Исходный текст.
Существуют, например, мемуары, посвященные таганрогскому театру чеховских времен, и существует давний соблазн, вызвавший к жизни целый ряд исследований о театральных впечатлениях Чехова-гимназиста: связать с этими впечатлениями его писательскую судьбу и объяснить ее, так сказать, «репертуарно» – тем, что на таганрогских подмостках давали Грибоедова, Шиллера, Островского и Шекспира. Да, так и было; но, с другой стороны, иначе-то ведь и быть не могло. Чтобы Чехов уже в юности (а юность-то тут как раз и важна!) вдруг почему-то не знал бы Грибоедова и Шекспира! Знал, конечно, по-своему, и понимал не так, как другие. Ведь не один же Чехов посещал театральную галерку. Целые поколения гимназистов перебывали на ней – и до Чехова, и после него, и в одну с ним пору. Иные увлекались театром гораздо сильнее, чем он, иные тоже любили Шекспира, но стали чиновниками, адвокатами, коммерсантами – да мало ли кем еще. И как это трудно представить себе, как это, в сущности, необыкновенно: толпа гимназистов смотрит с галёрки Шекспира, и ни одна душа в этой толпе ведать не ведает, что единому из нее суждена судьба, о которой уже в наши дни английский драматург и театральный критик напишет, что сам Шекспир не пользуется такой глубокой почтительностью и благоговением, какие в Англии существуют для Чехова. Как это ни странно и как ни жаль, но написано это не нашим, не отечественным чеховедом, которому бы такое, пожалуй, и в голову не пришло, а современным («что ему Гекуба?») англичанином.
Словом, «кто бы мог когда-то подумать, что из Вишневецкого, двоешника и безобедника, выйдет актер, который будет играть в Художественном театре в пьесе другого двоешника и безобедника?»
Театр в Таганроге был неплохой. Впоследствии Чехов заметил: «Театр давал мне когда-то много хорошего». Но сказал и так: «Пишу это в театре, сидя на галерке, в шубе. Пошлый оркестрик и галерка напоминают мне детство».
В 1876 году Антон остался на развалинах семейной крепости, которую Павлу Егоровичу достроить не удалось – его признали несостоятельным должником. Он вынужден был покинуть Таганрог и уехать с женой и младшими детьми – Марией и Михаилом – в Москву. Старшие – Александр и Николай – уехали туда годом раньше. Александр поступил на физико-математический факультет Московского университета и начал сотрудничать в юмористических газетах и журналах. Николай решил стать художником и поступил в Школу живописи, ваяния и зодчества.

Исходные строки
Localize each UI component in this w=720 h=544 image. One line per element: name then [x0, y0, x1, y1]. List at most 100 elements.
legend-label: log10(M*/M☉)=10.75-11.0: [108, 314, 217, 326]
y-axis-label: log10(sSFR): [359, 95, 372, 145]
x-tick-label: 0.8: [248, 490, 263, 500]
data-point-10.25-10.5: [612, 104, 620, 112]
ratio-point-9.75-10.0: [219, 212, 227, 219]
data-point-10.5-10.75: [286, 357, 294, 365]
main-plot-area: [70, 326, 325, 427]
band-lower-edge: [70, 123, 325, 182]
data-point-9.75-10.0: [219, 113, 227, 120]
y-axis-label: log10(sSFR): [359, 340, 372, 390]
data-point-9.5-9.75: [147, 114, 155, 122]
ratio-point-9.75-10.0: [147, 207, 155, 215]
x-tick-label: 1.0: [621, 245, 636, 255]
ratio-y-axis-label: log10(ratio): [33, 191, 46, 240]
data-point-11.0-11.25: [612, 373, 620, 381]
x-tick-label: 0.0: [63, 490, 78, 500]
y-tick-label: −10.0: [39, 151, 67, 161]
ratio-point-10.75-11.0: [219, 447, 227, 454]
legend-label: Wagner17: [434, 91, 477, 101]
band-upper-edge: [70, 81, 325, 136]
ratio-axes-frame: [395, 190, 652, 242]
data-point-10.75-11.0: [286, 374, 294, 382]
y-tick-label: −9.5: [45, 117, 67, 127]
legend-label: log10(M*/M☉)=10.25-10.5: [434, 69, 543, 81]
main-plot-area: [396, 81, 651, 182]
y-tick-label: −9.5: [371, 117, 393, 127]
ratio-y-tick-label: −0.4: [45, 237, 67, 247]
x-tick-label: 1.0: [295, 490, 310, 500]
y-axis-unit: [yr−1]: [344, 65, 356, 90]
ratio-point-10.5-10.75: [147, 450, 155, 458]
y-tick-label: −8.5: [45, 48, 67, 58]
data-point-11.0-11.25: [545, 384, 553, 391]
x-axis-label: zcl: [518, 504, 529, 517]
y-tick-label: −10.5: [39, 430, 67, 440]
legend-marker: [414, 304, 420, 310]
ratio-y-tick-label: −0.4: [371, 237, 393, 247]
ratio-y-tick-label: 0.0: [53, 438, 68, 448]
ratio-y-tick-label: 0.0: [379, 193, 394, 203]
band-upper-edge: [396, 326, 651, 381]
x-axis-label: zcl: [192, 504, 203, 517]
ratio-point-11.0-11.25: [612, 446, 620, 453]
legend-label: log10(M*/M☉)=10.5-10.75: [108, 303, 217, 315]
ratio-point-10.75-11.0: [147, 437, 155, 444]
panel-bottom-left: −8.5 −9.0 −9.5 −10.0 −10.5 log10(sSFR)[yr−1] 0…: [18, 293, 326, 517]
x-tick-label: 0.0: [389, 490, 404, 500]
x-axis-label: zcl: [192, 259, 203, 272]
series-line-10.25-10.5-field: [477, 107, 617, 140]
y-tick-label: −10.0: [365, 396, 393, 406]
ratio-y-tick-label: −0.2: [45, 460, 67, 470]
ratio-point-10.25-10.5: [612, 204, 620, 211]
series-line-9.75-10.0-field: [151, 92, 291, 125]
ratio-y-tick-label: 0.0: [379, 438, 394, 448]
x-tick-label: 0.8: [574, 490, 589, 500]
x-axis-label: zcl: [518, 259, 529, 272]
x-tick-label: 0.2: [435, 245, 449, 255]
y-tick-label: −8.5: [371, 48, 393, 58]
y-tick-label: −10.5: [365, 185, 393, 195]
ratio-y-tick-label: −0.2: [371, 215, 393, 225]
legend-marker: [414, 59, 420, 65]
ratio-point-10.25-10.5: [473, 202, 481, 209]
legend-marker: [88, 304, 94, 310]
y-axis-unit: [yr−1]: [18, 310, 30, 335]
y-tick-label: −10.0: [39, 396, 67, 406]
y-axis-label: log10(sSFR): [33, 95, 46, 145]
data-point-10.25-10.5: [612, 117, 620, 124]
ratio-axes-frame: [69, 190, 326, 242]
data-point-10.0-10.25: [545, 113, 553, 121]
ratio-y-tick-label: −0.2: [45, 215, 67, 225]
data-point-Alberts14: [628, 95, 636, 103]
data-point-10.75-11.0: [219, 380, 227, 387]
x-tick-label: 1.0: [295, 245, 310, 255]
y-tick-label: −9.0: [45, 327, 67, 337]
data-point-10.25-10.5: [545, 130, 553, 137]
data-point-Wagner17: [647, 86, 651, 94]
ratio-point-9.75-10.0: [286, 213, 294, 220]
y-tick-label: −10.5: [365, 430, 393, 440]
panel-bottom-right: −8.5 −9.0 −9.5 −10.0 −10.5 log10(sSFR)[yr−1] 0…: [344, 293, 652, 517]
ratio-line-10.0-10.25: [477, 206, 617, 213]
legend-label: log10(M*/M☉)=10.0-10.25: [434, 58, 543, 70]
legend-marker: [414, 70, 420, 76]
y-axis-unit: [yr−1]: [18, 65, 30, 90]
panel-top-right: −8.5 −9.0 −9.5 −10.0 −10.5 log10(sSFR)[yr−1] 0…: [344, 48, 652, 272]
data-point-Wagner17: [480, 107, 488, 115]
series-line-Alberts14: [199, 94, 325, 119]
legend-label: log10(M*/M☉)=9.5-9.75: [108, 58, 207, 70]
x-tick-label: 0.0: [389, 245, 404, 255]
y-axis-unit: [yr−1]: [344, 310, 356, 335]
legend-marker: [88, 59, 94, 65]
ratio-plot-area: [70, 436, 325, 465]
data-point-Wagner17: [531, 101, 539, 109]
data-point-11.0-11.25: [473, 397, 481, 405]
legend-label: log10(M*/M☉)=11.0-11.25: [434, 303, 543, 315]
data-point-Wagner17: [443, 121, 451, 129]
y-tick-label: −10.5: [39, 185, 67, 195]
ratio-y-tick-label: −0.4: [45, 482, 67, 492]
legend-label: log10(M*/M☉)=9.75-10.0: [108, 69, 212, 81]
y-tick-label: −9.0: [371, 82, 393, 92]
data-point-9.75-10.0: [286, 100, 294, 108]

Задания.
1/ Перепишите в виде списка абзац текста о Чехове, начинающийся словами «В 1876 году Антон остался», сохранив его основные факты.
2/ Назовите всех авторов, которых, по словам текста о Чехове, давали на таганрогских подмостках.

Результаты заданий.
1/
- В 1876 году Павла Егоровича признали несостоятельным должником, и достроить «семейную крепость» ему не удалось.
- Он покинул Таганрог и уехал в Москву с женой и младшими детьми, Марией и Михаилом. Антон остался.
- Старшие, Александр и Николай, уехали в Москву годом раньше.
- Александр поступил на физико-математический факультет Московского университета и начал сотрудничать в юмористических газетах и журналах.
- Николай решил стать художником и поступил в Школу живописи, ваяния и зодчества.

2/ Грибоедов, Шиллер, Островский, Шекспир.